● **Stated goal**:
Each line that holds the word "JSON" should be returned.

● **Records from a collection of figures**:
Start

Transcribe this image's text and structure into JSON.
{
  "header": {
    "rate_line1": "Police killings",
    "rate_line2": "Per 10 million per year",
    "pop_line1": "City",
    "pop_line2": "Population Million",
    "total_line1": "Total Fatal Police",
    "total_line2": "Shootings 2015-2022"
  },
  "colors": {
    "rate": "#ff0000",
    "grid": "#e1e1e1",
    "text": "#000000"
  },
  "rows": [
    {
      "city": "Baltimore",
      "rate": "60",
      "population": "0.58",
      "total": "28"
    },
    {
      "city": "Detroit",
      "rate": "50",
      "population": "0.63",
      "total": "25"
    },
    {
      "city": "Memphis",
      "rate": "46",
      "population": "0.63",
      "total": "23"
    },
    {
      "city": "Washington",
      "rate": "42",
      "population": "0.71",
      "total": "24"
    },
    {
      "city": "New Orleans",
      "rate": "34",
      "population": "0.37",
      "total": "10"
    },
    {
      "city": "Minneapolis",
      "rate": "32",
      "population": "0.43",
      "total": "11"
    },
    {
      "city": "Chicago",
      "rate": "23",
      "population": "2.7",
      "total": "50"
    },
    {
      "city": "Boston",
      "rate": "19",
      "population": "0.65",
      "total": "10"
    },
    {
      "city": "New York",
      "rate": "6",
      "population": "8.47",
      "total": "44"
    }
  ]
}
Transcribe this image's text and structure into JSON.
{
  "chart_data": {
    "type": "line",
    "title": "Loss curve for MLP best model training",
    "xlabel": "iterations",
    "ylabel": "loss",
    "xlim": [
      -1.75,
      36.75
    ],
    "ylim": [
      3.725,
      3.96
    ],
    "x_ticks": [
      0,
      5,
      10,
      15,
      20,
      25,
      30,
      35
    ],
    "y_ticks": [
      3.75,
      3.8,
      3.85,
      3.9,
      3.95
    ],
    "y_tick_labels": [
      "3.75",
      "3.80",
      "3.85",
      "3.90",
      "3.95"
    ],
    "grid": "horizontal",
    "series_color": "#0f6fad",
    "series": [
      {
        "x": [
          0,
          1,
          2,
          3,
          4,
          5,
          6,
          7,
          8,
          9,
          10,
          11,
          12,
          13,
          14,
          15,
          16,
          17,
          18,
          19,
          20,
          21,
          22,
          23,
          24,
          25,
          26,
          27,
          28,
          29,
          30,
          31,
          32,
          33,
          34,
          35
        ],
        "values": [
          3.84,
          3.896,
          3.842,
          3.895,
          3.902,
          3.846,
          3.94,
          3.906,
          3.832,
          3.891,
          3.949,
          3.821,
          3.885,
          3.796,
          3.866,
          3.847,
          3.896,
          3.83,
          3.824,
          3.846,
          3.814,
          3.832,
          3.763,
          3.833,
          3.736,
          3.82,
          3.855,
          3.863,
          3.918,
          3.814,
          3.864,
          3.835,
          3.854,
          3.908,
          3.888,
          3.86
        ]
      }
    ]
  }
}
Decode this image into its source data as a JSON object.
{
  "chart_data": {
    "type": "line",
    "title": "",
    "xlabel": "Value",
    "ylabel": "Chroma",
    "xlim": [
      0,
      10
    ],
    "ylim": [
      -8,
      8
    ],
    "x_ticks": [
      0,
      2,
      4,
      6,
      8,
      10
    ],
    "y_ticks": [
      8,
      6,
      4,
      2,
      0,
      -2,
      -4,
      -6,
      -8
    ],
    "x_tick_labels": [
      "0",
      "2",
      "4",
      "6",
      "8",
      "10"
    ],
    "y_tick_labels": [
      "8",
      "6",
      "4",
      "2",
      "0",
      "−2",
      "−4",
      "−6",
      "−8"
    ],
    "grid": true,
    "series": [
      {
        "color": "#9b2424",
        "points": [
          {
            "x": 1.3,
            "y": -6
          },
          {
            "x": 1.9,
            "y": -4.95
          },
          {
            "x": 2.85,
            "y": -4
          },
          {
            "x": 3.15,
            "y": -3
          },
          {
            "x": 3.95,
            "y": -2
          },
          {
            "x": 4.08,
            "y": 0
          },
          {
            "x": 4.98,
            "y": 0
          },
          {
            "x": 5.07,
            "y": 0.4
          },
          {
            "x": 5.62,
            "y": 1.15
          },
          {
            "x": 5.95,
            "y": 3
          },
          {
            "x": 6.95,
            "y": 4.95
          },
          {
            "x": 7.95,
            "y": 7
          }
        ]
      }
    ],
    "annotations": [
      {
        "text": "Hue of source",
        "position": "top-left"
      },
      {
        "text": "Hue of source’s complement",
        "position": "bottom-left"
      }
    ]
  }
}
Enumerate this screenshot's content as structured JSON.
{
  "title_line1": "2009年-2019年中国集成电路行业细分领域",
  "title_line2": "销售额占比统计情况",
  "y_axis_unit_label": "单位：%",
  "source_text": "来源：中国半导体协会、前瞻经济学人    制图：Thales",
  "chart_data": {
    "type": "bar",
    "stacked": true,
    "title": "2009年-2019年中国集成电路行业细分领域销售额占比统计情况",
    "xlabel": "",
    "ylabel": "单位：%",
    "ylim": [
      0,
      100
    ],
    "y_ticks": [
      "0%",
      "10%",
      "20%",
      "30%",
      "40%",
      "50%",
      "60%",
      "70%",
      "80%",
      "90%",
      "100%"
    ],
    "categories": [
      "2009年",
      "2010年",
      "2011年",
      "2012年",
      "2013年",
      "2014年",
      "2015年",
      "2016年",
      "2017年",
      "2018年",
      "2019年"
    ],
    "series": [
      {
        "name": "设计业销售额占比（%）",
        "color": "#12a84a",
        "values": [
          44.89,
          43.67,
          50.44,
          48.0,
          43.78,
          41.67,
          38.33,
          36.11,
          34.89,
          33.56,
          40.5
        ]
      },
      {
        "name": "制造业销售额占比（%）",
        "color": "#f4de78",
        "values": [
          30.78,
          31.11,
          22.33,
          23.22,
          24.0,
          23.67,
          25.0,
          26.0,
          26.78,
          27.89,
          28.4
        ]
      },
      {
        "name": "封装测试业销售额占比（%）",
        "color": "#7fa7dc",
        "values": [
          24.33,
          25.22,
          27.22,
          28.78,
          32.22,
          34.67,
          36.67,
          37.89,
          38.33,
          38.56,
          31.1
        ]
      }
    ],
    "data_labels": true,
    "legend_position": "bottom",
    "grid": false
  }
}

End

● **Full answer**:
Transcribe this image's text and structure into JSON.
Transcribe this image's text and structure into JSON.
Decode this image into its source data as a JSON object.
Enumerate this screenshot's content as structured JSON.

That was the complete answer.